→ Directive
Tally the lines of the material below that contain the string "orange", treating uppercase and lowercase as different, and reply with the number alone.

** BEGIN Data in this exercise **

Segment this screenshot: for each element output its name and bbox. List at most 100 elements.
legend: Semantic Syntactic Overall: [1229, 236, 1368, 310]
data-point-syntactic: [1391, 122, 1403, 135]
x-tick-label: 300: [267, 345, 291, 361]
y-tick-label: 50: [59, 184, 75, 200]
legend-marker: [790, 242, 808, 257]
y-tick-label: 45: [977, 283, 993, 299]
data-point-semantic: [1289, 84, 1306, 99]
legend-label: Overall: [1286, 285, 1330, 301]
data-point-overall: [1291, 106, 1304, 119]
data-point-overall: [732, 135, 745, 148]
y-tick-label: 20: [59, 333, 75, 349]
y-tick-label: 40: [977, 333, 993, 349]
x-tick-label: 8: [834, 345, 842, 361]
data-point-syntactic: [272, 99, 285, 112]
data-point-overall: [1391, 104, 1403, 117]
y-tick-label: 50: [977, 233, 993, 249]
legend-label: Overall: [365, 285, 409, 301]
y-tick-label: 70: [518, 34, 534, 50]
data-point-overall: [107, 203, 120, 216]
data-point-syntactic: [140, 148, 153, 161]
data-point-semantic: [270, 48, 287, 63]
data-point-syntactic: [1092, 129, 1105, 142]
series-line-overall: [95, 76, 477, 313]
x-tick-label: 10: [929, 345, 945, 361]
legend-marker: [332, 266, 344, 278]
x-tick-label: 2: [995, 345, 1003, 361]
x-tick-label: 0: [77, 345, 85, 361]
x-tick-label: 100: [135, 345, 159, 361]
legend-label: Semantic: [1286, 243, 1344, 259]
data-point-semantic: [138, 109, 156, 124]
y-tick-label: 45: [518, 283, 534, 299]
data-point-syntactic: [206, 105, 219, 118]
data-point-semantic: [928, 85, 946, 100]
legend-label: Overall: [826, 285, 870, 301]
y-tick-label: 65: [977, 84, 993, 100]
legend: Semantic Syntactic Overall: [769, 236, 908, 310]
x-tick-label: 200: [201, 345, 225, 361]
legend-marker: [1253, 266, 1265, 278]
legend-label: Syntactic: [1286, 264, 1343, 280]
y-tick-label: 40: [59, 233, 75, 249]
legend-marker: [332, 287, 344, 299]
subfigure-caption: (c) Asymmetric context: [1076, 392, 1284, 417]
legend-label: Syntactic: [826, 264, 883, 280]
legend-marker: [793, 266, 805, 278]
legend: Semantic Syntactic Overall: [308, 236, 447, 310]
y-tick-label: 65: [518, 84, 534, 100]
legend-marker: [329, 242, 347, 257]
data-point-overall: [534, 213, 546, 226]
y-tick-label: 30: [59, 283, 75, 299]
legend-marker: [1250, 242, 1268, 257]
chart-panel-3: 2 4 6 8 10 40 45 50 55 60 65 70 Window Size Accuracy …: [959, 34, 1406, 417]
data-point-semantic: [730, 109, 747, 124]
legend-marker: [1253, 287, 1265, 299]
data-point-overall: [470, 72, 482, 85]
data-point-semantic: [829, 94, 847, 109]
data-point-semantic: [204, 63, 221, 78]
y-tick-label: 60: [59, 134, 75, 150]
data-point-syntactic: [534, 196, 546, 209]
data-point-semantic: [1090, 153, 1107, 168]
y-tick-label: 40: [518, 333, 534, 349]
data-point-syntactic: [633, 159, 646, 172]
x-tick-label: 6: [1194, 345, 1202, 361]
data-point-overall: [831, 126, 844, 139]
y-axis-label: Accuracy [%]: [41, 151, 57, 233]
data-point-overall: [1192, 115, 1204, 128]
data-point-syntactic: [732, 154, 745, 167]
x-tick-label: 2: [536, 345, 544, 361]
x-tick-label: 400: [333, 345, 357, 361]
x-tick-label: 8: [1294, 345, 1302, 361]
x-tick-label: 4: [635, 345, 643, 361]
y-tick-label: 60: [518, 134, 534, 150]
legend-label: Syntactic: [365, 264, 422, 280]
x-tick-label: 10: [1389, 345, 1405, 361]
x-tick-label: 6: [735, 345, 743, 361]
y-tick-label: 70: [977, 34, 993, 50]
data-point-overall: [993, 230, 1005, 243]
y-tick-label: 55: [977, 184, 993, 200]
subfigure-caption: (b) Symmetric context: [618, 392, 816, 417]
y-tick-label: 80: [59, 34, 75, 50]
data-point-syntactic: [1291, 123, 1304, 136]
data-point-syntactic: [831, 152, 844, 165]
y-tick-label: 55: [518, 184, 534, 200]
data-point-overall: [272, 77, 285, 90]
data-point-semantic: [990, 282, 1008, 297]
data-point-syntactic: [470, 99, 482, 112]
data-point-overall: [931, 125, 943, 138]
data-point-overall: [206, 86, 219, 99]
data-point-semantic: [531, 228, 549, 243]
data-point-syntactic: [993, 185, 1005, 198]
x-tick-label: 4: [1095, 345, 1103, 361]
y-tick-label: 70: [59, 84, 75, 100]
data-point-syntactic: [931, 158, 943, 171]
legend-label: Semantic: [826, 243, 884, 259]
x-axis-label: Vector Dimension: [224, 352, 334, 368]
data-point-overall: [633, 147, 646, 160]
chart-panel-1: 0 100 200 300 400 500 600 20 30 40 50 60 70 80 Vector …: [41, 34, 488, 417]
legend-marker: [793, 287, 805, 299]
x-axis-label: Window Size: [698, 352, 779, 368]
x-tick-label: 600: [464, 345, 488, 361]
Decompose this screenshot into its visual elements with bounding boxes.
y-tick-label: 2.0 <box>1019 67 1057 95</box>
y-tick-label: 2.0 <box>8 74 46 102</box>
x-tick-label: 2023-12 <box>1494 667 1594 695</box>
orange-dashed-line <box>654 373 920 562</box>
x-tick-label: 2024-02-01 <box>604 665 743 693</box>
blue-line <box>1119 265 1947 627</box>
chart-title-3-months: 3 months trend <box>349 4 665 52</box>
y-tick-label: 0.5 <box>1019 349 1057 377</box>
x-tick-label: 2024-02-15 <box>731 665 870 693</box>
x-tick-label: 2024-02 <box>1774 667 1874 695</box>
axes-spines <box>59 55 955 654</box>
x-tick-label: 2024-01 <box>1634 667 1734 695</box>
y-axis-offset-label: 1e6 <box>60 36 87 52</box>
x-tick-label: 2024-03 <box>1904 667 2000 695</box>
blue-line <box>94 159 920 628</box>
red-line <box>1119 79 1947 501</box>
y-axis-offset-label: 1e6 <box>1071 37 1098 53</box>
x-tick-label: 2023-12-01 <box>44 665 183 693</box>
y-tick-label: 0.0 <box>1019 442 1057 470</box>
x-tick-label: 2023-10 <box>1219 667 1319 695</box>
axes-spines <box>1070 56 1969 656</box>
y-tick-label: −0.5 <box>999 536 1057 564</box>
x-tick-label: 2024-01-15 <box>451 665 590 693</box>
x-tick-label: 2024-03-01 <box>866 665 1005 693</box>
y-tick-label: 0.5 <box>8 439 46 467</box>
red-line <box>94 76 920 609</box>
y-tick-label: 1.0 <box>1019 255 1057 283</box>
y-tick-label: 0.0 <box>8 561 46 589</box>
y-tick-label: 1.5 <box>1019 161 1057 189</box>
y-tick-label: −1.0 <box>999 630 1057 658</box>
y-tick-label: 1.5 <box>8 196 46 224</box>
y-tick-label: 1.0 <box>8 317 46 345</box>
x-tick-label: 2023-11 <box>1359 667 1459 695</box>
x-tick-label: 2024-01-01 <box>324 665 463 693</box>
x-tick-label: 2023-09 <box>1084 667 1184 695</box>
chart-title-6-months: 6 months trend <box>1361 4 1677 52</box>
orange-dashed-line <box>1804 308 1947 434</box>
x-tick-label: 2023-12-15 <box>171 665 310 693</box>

** END Data in this exercise **

→ Task response
2